Repeat everything in the material exactly.

^^^^

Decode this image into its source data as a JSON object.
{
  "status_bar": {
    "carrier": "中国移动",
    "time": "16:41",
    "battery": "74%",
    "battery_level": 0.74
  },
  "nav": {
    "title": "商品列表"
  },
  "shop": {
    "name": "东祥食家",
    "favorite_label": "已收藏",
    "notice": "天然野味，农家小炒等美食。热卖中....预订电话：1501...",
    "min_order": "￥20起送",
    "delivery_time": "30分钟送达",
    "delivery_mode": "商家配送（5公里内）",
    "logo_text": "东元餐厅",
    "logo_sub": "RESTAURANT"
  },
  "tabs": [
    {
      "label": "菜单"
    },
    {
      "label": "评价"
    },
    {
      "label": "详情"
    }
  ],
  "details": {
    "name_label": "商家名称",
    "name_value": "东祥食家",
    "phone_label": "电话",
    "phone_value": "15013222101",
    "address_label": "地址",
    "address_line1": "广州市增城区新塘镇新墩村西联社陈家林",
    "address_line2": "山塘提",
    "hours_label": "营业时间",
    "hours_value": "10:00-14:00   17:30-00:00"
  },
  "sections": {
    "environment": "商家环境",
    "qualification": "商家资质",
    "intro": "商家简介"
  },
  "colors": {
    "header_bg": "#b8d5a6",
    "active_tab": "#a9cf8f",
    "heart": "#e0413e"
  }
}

^^^^

# RESPONSE FOR THIS EXERCISE
Decode this image into its source data as a JSON object.
{
  "status_bar": {
    "carrier": "中国移动",
    "time": "16:41",
    "battery": "74%",
    "battery_level": 0.74
  },
  "nav": {
    "title": "商品列表"
  },
  "shop": {
    "name": "东祥食家",
    "favorite_label": "已收藏",
    "notice": "天然野味，农家小炒等美食。热卖中....预订电话：1501...",
    "min_order": "￥20起送",
    "delivery_time": "30分钟送达",
    "delivery_mode": "商家配送（5公里内）",
    "logo_text": "东元餐厅",
    "logo_sub": "RESTAURANT"
  },
  "tabs": [
    {
      "label": "菜单"
    },
    {
      "label": "评价"
    },
    {
      "label": "详情"
    }
  ],
  "details": {
    "name_label": "商家名称",
    "name_value": "东祥食家",
    "phone_label": "电话",
    "phone_value": "15013222101",
    "address_label": "地址",
    "address_line1": "广州市增城区新塘镇新墩村西联社陈家林",
    "address_line2": "山塘提",
    "hours_label": "营业时间",
    "hours_value": "10:00-14:00   17:30-00:00"
  },
  "sections": {
    "environment": "商家环境",
    "qualification": "商家资质",
    "intro": "商家简介"
  },
  "colors": {
    "header_bg": "#b8d5a6",
    "active_tab": "#a9cf8f",
    "heart": "#e0413e"
  }
}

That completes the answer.